**Problem to solve:**
Count the lines below that contain the string "nose", treating uppercase and lowercase as different, and give only the number.

※ ※ ※

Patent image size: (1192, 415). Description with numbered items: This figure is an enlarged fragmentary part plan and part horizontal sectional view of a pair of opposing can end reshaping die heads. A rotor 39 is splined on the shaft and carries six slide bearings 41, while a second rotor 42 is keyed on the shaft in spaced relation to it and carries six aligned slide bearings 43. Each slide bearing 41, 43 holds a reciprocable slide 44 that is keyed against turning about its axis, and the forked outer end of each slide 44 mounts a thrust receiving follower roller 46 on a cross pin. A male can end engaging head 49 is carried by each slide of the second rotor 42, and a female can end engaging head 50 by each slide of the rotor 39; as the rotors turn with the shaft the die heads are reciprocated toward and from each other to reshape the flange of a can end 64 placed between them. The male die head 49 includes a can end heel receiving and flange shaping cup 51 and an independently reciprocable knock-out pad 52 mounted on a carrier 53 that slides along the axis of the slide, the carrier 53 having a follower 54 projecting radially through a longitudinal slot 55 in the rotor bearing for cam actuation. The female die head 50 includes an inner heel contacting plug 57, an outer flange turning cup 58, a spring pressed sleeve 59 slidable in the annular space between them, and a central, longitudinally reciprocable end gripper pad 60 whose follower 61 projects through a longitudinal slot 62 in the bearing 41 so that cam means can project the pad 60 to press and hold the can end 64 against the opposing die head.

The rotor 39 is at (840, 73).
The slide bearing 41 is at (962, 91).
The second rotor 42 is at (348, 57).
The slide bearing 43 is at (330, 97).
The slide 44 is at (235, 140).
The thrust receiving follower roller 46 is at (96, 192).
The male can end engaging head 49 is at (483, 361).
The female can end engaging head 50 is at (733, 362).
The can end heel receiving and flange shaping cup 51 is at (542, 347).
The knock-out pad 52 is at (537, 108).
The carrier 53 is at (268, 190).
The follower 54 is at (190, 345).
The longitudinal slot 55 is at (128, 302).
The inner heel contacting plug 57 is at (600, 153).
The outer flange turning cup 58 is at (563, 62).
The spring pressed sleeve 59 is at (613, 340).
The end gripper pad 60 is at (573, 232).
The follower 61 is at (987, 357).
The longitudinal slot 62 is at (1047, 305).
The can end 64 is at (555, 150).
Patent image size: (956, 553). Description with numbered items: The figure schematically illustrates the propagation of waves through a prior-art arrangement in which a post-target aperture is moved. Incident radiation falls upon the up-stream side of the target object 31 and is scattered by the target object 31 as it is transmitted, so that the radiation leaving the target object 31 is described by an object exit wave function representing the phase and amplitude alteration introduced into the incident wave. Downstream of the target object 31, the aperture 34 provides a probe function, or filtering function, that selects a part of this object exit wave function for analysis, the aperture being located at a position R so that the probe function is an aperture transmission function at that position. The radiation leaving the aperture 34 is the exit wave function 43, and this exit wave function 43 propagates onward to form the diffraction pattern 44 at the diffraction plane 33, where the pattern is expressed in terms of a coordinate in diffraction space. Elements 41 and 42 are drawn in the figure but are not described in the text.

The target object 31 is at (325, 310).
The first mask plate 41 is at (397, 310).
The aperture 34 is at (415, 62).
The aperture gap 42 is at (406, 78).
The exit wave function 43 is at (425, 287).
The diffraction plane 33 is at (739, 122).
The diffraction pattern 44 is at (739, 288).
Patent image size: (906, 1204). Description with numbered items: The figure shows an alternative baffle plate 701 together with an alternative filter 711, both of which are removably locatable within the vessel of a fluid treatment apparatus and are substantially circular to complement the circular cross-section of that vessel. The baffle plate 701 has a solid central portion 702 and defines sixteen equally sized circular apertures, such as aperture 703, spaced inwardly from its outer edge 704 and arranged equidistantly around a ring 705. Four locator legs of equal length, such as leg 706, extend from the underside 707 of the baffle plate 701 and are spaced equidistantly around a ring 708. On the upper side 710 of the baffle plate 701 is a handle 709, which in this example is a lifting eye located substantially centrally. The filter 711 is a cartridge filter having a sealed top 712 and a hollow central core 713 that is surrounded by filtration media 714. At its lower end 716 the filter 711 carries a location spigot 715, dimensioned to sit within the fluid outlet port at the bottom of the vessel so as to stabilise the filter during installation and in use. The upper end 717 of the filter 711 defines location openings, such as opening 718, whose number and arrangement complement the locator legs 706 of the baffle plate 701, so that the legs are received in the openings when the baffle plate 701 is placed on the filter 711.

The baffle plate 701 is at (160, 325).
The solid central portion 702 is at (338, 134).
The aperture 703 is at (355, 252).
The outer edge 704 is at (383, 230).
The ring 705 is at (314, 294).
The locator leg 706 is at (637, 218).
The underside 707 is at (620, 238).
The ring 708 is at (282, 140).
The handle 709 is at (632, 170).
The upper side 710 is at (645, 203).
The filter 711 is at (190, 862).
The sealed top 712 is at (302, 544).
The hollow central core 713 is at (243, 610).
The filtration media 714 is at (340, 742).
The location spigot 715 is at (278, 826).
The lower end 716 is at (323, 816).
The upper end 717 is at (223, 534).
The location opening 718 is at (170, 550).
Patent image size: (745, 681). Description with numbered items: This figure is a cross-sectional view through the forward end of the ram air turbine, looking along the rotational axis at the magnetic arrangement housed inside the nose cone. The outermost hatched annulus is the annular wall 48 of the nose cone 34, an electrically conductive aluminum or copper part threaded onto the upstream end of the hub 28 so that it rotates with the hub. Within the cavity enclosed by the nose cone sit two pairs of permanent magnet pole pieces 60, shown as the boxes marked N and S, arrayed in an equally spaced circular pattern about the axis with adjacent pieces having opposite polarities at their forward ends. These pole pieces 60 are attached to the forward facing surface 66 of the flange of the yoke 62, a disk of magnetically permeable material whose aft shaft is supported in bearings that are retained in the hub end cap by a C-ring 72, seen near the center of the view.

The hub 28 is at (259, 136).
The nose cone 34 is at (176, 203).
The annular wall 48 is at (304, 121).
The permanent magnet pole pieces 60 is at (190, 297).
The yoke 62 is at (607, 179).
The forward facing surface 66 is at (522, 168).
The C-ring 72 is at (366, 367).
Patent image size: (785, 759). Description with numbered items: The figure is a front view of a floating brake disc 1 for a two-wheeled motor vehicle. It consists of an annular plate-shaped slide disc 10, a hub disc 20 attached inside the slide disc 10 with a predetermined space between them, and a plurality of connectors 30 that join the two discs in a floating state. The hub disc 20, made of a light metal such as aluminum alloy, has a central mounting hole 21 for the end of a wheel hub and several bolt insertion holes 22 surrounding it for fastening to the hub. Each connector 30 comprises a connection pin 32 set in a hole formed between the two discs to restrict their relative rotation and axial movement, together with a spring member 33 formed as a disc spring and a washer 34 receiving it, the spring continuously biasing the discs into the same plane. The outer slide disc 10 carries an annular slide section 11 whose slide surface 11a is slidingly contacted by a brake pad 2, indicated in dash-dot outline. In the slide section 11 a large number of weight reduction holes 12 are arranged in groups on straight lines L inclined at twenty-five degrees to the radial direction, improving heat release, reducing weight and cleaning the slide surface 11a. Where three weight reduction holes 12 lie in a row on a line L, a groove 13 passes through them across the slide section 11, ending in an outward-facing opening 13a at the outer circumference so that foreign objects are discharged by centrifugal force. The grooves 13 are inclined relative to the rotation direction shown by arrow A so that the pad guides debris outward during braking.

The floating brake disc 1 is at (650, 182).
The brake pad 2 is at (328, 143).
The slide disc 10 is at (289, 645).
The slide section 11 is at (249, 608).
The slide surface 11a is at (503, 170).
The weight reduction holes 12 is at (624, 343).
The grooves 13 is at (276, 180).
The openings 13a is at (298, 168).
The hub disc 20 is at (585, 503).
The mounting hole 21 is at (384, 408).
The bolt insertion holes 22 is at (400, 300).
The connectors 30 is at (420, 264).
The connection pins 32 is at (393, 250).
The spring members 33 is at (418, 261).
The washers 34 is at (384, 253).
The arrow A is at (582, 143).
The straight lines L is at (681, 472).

※ ※ ※

**Result of the task:**
2